## Do this
Find each row below that contains the string "series", and copy those rows in full.

## Provided records
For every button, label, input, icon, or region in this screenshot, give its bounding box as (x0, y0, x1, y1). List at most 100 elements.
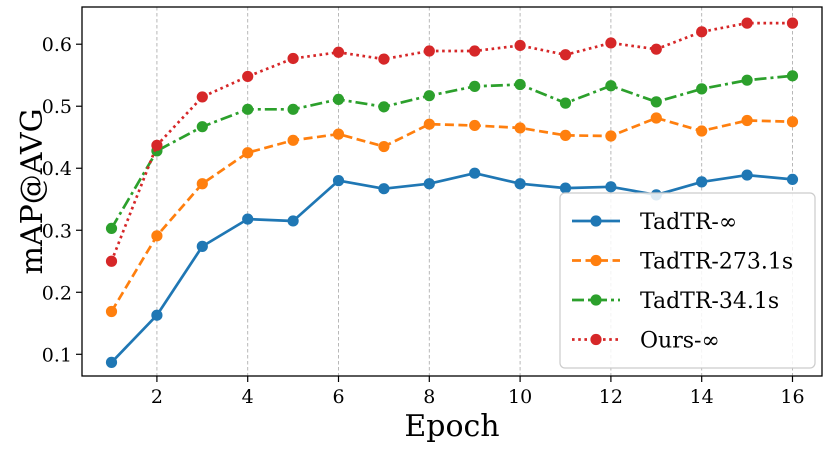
y-tick-label: 0.4 (42, 158, 72, 180)
data-point (650, 96, 662, 108)
data-point (196, 240, 208, 252)
legend-marker (590, 254, 602, 267)
legend-item: TadTR-34.1s (572, 289, 779, 314)
data-point (786, 17, 799, 29)
legend-box (559, 192, 816, 369)
legend-marker (590, 333, 602, 346)
data-point (242, 70, 254, 83)
legend: TadTR-∞ TadTR-273.1s TadTR-34.1s Ours-∞ (559, 192, 816, 369)
data-point (650, 112, 662, 124)
data-point (332, 46, 345, 58)
data-point (786, 70, 799, 82)
data-point (741, 114, 753, 127)
data-point (605, 130, 617, 142)
data-point (105, 305, 118, 318)
data-point (696, 83, 708, 95)
data-point (696, 125, 708, 137)
data-point (242, 147, 254, 159)
series-layer (105, 17, 799, 368)
data-point (741, 169, 753, 181)
data-point (605, 181, 617, 193)
x-tick-label: 16 (780, 386, 804, 408)
y-tick-label: 0.6 (42, 34, 72, 56)
data-point (741, 74, 753, 86)
tick-layer: 2 4 6 8 10 12 14 16 0.1 0.2 0.3 0.4 0.5 0.6 (42, 34, 805, 408)
legend-label: TadTR-34.1s (640, 289, 779, 314)
data-point (696, 26, 708, 38)
data-point (514, 178, 526, 190)
data-point (242, 103, 254, 115)
y-tick-label: 0.2 (42, 282, 72, 304)
data-point (423, 118, 435, 130)
data-point (332, 175, 345, 187)
series-3 (105, 70, 799, 234)
data-point (696, 176, 708, 188)
data-point (287, 215, 299, 227)
data-point (469, 167, 481, 179)
plot-frame (81, 6, 823, 377)
data-point (514, 122, 526, 134)
data-point (786, 173, 799, 186)
legend-item: TadTR-∞ (572, 210, 737, 235)
legend-label: Ours-∞ (640, 329, 720, 354)
data-point (469, 119, 481, 132)
data-point (196, 91, 208, 103)
y-axis-title: mAP@AVG (15, 108, 50, 274)
x-tick-label: 12 (599, 386, 623, 408)
series-2 (105, 112, 799, 318)
series-line (110, 171, 793, 364)
legend-marker (590, 215, 602, 227)
y-tick-label: 0.3 (42, 220, 72, 242)
data-point (105, 222, 118, 234)
legend-label: TadTR-∞ (640, 210, 737, 235)
data-point (423, 178, 435, 190)
data-point (151, 309, 163, 321)
data-point (105, 356, 118, 368)
data-point (514, 78, 526, 91)
y-tick-label: 0.1 (42, 344, 72, 366)
data-point (559, 97, 572, 109)
legend-label: TadTR-273.1s (640, 250, 793, 275)
data-point (332, 93, 345, 106)
data-point (741, 17, 753, 29)
data-point (559, 182, 572, 194)
data-point (332, 128, 345, 140)
x-tick-label: 6 (332, 386, 344, 408)
data-point (287, 134, 299, 146)
data-point (287, 103, 299, 115)
data-point (378, 101, 390, 113)
data-point (196, 178, 208, 190)
x-tick-label: 4 (242, 386, 254, 408)
data-point (469, 45, 481, 57)
data-point (105, 255, 118, 267)
x-tick-label: 8 (423, 386, 435, 408)
data-point (423, 90, 435, 102)
data-point (378, 183, 390, 195)
x-tick-label: 14 (690, 386, 714, 408)
legend-item: Ours-∞ (572, 329, 720, 354)
data-point (469, 80, 481, 92)
data-point (514, 39, 526, 52)
data-point (242, 213, 254, 225)
data-point (786, 116, 799, 128)
series-4 (105, 17, 799, 267)
legend-item: TadTR-273.1s (572, 250, 793, 275)
data-point (559, 49, 572, 61)
data-point (287, 52, 299, 65)
data-point (605, 37, 617, 49)
data-point (559, 129, 572, 141)
data-point (650, 43, 662, 55)
y-tick-label: 0.5 (42, 96, 72, 118)
x-tick-label: 10 (508, 386, 532, 408)
series-line (110, 116, 793, 313)
data-point (378, 53, 390, 65)
series-1 (105, 167, 799, 368)
data-point (605, 80, 617, 92)
data-point (196, 121, 208, 133)
x-tick-label: 2 (151, 386, 163, 408)
data-point (151, 139, 163, 151)
data-point (423, 45, 435, 57)
series-line (110, 74, 793, 230)
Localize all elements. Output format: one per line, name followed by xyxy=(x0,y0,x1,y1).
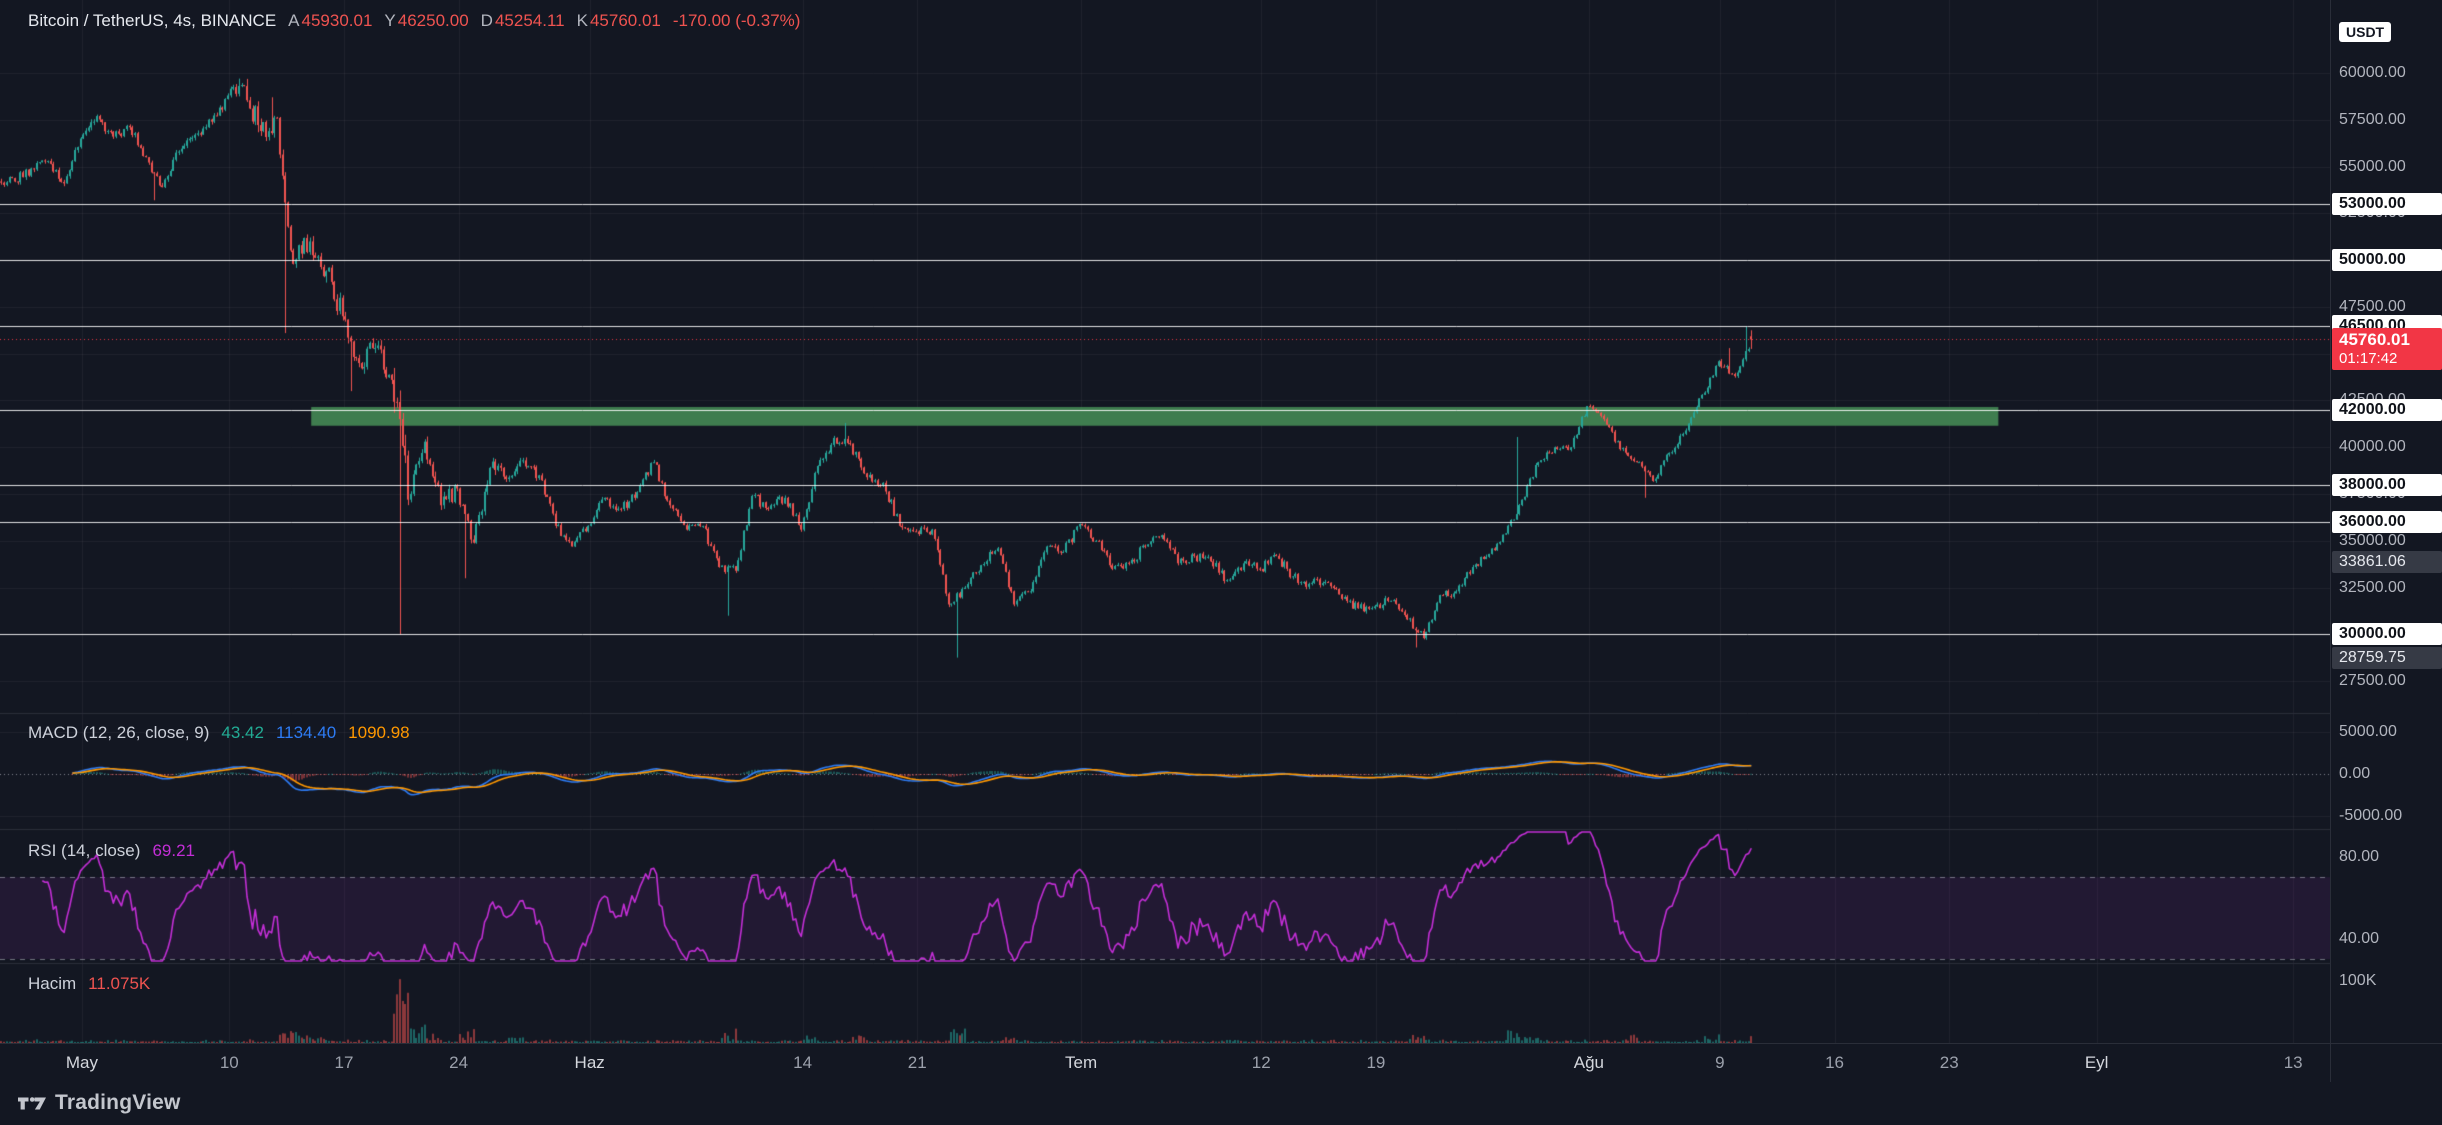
macd-signal-value: 1090.98 xyxy=(348,723,410,742)
low-value: 45254.11 xyxy=(494,11,565,30)
time-axis[interactable]: May 10 17 24 Haz 14 21 Tem 12 19 Ağu 9 16 23 Eyl 13 xyxy=(0,1043,2330,1083)
time-label: 23 xyxy=(1939,1053,1959,1072)
bar-countdown: 01:17:42 xyxy=(2339,350,2398,368)
time-label: 12 xyxy=(1251,1053,1271,1072)
last-price-tag: 45760.01 01:17:42 xyxy=(2332,328,2442,371)
price-tick-label: 40000.00 xyxy=(2339,438,2406,456)
price-line-tag: 38000.00 xyxy=(2332,473,2442,496)
macd-line-value: 1134.40 xyxy=(275,723,337,742)
time-label: 17 xyxy=(334,1053,354,1072)
price-tick-label: 27500.00 xyxy=(2339,672,2406,690)
price-line-tag: 53000.00 xyxy=(2332,192,2442,215)
price-line-tag: 36000.00 xyxy=(2332,511,2442,534)
time-label: 9 xyxy=(1715,1053,1725,1072)
time-axis-corner xyxy=(2330,1043,2442,1083)
time-label: 16 xyxy=(1825,1053,1845,1072)
volume-tick-label: 100K xyxy=(2339,972,2377,989)
symbol-title[interactable]: Bitcoin / TetherUS, 4s, BINANCE xyxy=(28,11,277,30)
tradingview-logo[interactable]: TradingView xyxy=(18,1091,181,1115)
volume-value: 11.075K xyxy=(88,974,151,993)
high-label: Y xyxy=(384,11,396,30)
price-level-tag: 28759.75 xyxy=(2332,646,2442,669)
volume-title[interactable]: Hacim xyxy=(28,974,77,993)
rsi-header: RSI (14, close) 69.21 xyxy=(28,841,195,861)
last-price-value: 45760.01 xyxy=(2339,330,2410,350)
price-axis[interactable]: USDT 60000.0057500.0055000.0052500.00500… xyxy=(2330,0,2442,1082)
volume-header: Hacim 11.075K xyxy=(28,974,150,994)
price-line-tag: 50000.00 xyxy=(2332,249,2442,272)
open-value: 45930.01 xyxy=(301,11,373,30)
time-label: May xyxy=(65,1053,98,1072)
chart-canvas[interactable] xyxy=(0,0,2330,1043)
time-label: Tem xyxy=(1065,1053,1098,1072)
time-label: 13 xyxy=(2283,1053,2303,1072)
time-label: Ağu xyxy=(1573,1053,1604,1072)
price-tick-label: 57500.00 xyxy=(2339,110,2406,128)
close-label: K xyxy=(576,11,588,30)
price-tick-label: 60000.00 xyxy=(2339,63,2406,81)
rsi-value: 69.21 xyxy=(152,841,195,860)
bottom-toolbar: TradingView xyxy=(0,1082,2442,1125)
price-line-tag: 42000.00 xyxy=(2332,398,2442,421)
rsi-tick-label: 80.00 xyxy=(2339,847,2380,865)
macd-title[interactable]: MACD (12, 26, close, 9) xyxy=(28,723,210,742)
time-label: 24 xyxy=(449,1053,469,1072)
ohlc-low: D 45254.11 xyxy=(481,11,565,31)
macd-tick-label: 0.00 xyxy=(2339,765,2371,783)
open-label: A xyxy=(288,11,300,30)
price-tick-label: 32500.00 xyxy=(2339,578,2406,596)
macd-tick-label: -5000.00 xyxy=(2339,806,2403,824)
time-label: 14 xyxy=(793,1053,813,1072)
macd-tick-label: 5000.00 xyxy=(2339,723,2397,741)
ohlc-close: K 45760.01 xyxy=(577,11,661,31)
low-label: D xyxy=(480,11,493,30)
time-label: 21 xyxy=(907,1053,927,1072)
price-line-tag: 30000.00 xyxy=(2332,623,2442,646)
high-value: 46250.00 xyxy=(397,11,469,30)
close-value: 45760.01 xyxy=(589,11,661,30)
rsi-tick-label: 40.00 xyxy=(2339,929,2380,947)
price-axis-unit-tag[interactable]: USDT xyxy=(2339,22,2392,42)
tradingview-logo-icon xyxy=(18,1096,46,1109)
time-label: 19 xyxy=(1366,1053,1386,1072)
macd-header: MACD (12, 26, close, 9) 43.42 1134.40 10… xyxy=(28,723,410,743)
time-label: Eyl xyxy=(2084,1053,2109,1072)
price-tick-label: 35000.00 xyxy=(2339,531,2406,549)
price-tick-label: 47500.00 xyxy=(2339,297,2406,315)
price-level-tag: 33861.06 xyxy=(2332,551,2442,574)
time-label: Haz xyxy=(574,1053,605,1072)
macd-hist-value: 43.42 xyxy=(221,723,264,742)
rsi-title[interactable]: RSI (14, close) xyxy=(28,841,141,860)
price-tick-label: 55000.00 xyxy=(2339,157,2406,175)
symbol-header: Bitcoin / TetherUS, 4s, BINANCE A 45930.0… xyxy=(28,11,800,31)
change-value: -170.00 (-0.37%) xyxy=(672,11,801,30)
time-label: 10 xyxy=(219,1053,239,1072)
ohlc-high: Y 46250.00 xyxy=(384,11,468,31)
ohlc-open: A 45930.01 xyxy=(288,11,372,31)
tradingview-logo-text: TradingView xyxy=(55,1091,181,1114)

## Exercise result
series-layer (105, 17, 799, 368)
series-3 (105, 70, 799, 234)
series-2 (105, 112, 799, 318)
series-line (110, 171, 793, 364)
series-4 (105, 17, 799, 267)
series-line (110, 116, 793, 313)
series-1 (105, 167, 799, 368)
series-line (110, 74, 793, 230)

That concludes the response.